• Directions
Here are some records; copy every line that holds the word "anni".
-=-=-=-=-
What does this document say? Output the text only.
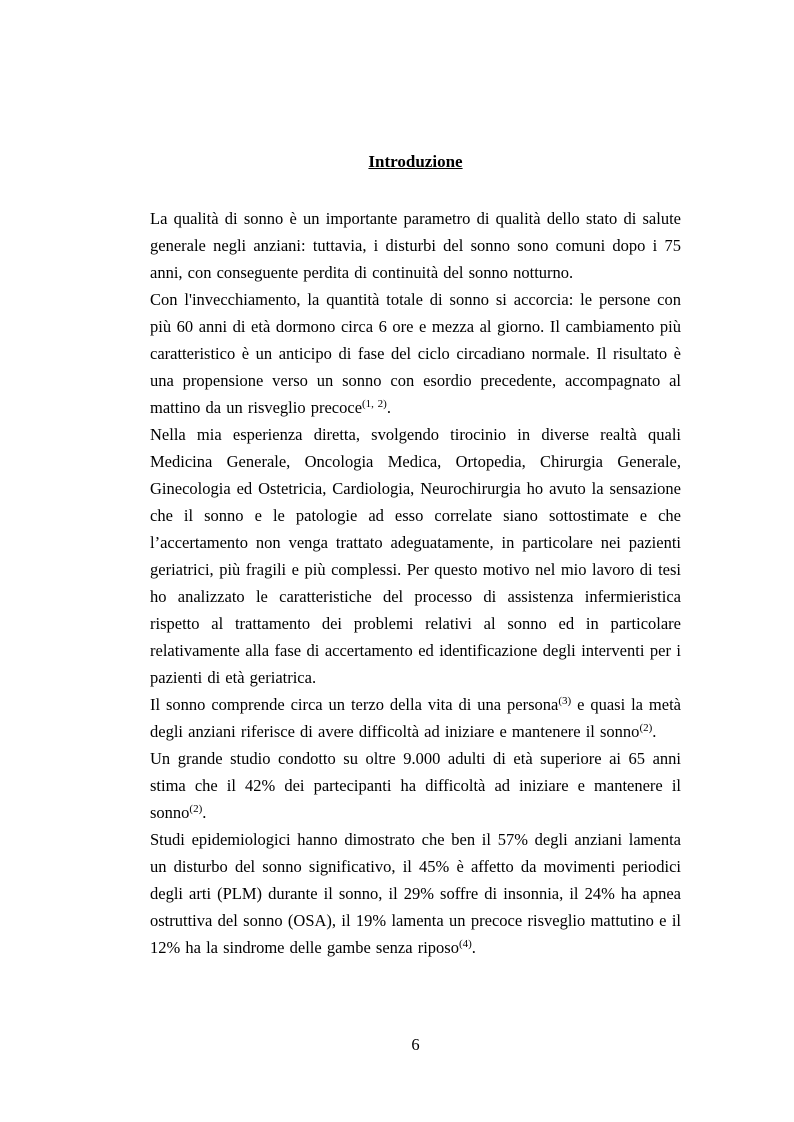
Introduzione

La qualità di sonno è un importante parametro di qualità dello stato di salute generale negli anziani: tuttavia, i disturbi del sonno sono comuni dopo i 75 anni, con conseguente perdita di continuità del sonno notturno.

Con l'invecchiamento, la quantità totale di sonno si accorcia: le persone con più 60 anni di età dormono circa 6 ore e mezza al giorno. Il cambiamento più caratteristico è un anticipo di fase del ciclo circadiano normale. Il risultato è una propensione verso un sonno con esordio precedente, accompagnato al mattino da un risveglio precoce$^{(1, 2)}$.

Nella mia esperienza diretta, svolgendo tirocinio in diverse realtà quali Medicina Generale, Oncologia Medica, Ortopedia, Chirurgia Generale, Ginecologia ed Ostetricia, Cardiologia, Neurochirurgia ho avuto la sensazione che il sonno e le patologie ad esso correlate siano sottostimate e che l’accertamento non venga trattato adeguatamente, in particolare nei pazienti geriatrici, più fragili e più complessi. Per questo motivo nel mio lavoro di tesi ho analizzato le caratteristiche del processo di assistenza infermieristica rispetto al trattamento dei problemi relativi al sonno ed in particolare relativamente alla fase di accertamento ed identificazione degli interventi per i pazienti di età geriatrica.

Il sonno comprende circa un terzo della vita di una persona$^{(3)}$ e quasi la metà degli anziani riferisce di avere difficoltà ad iniziare e mantenere il sonno$^{(2)}$.

Un grande studio condotto su oltre 9.000 adulti di età superiore ai 65 anni stima che il 42% dei partecipanti ha difficoltà ad iniziare e mantenere il sonno$^{(2)}$.

Studi epidemiologici hanno dimostrato che ben il 57% degli anziani lamenta un disturbo del sonno significativo, il 45% è affetto da movimenti periodici degli arti (PLM) durante il sonno, il 29% soffre di insonnia, il 24% ha apnea ostruttiva del sonno (OSA), il 19% lamenta un precoce risveglio mattutino e il 12% ha la sindrome delle gambe senza riposo$^{(4)}$.

6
-=-=-=-=-
• Expected output
La qualità di sonno è un importante parametro di qualità dello stato di salute generale negli anziani: tuttavia, i disturbi del sonno sono comuni dopo i 75 anni, con conseguente perdita di continuità del sonno notturno.
Con l'invecchiamento, la quantità totale di sonno si accorcia: le persone con più 60 anni di età dormono circa 6 ore e mezza al giorno. Il cambiamento più caratteristico è un anticipo di fase del ciclo circadiano normale. Il risultato è una propensione verso un sonno con esordio precedente, accompagnato al mattino da un risveglio precoce$^{(1, 2)}$.
Un grande studio condotto su oltre 9.000 adulti di età superiore ai 65 anni stima che il 42% dei partecipanti ha difficoltà ad iniziare e mantenere il sonno$^{(2)}$.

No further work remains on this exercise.